Provide an exact transcription of all the records.

Rows from a dataset
◇ ◇ ◇ ◇

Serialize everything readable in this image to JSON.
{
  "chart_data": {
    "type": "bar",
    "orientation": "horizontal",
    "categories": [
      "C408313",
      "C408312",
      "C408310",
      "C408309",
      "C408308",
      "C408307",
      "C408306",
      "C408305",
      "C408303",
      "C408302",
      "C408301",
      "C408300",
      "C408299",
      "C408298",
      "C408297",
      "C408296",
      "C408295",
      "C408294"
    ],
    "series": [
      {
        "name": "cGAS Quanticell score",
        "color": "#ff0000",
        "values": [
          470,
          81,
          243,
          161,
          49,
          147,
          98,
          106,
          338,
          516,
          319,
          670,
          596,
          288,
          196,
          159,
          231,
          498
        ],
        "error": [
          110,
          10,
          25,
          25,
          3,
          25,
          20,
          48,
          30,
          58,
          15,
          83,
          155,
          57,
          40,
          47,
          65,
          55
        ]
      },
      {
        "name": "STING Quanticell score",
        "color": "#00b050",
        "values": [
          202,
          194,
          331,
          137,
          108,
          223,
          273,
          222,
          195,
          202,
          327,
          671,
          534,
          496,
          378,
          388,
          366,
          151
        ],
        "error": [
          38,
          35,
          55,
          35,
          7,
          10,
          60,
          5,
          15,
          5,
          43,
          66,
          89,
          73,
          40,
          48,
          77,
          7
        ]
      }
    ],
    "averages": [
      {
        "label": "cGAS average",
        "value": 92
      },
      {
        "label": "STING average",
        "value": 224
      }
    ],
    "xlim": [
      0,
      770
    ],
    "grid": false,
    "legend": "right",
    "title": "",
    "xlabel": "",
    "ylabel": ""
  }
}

◇ ◇ ◇ ◇

#### [Response]
Serialize everything readable in this image to JSON.
{
  "chart_data": {
    "type": "bar",
    "orientation": "horizontal",
    "categories": [
      "C408313",
      "C408312",
      "C408310",
      "C408309",
      "C408308",
      "C408307",
      "C408306",
      "C408305",
      "C408303",
      "C408302",
      "C408301",
      "C408300",
      "C408299",
      "C408298",
      "C408297",
      "C408296",
      "C408295",
      "C408294"
    ],
    "series": [
      {
        "name": "cGAS Quanticell score",
        "color": "#ff0000",
        "values": [
          470,
          81,
          243,
          161,
          49,
          147,
          98,
          106,
          338,
          516,
          319,
          670,
          596,
          288,
          196,
          159,
          231,
          498
        ],
        "error": [
          110,
          10,
          25,
          25,
          3,
          25,
          20,
          48,
          30,
          58,
          15,
          83,
          155,
          57,
          40,
          47,
          65,
          55
        ]
      },
      {
        "name": "STING Quanticell score",
        "color": "#00b050",
        "values": [
          202,
          194,
          331,
          137,
          108,
          223,
          273,
          222,
          195,
          202,
          327,
          671,
          534,
          496,
          378,
          388,
          366,
          151
        ],
        "error": [
          38,
          35,
          55,
          35,
          7,
          10,
          60,
          5,
          15,
          5,
          43,
          66,
          89,
          73,
          40,
          48,
          77,
          7
        ]
      }
    ],
    "averages": [
      {
        "label": "cGAS average",
        "value": 92
      },
      {
        "label": "STING average",
        "value": 224
      }
    ],
    "xlim": [
      0,
      770
    ],
    "grid": false,
    "legend": "right",
    "title": "",
    "xlabel": "",
    "ylabel": ""
  }
}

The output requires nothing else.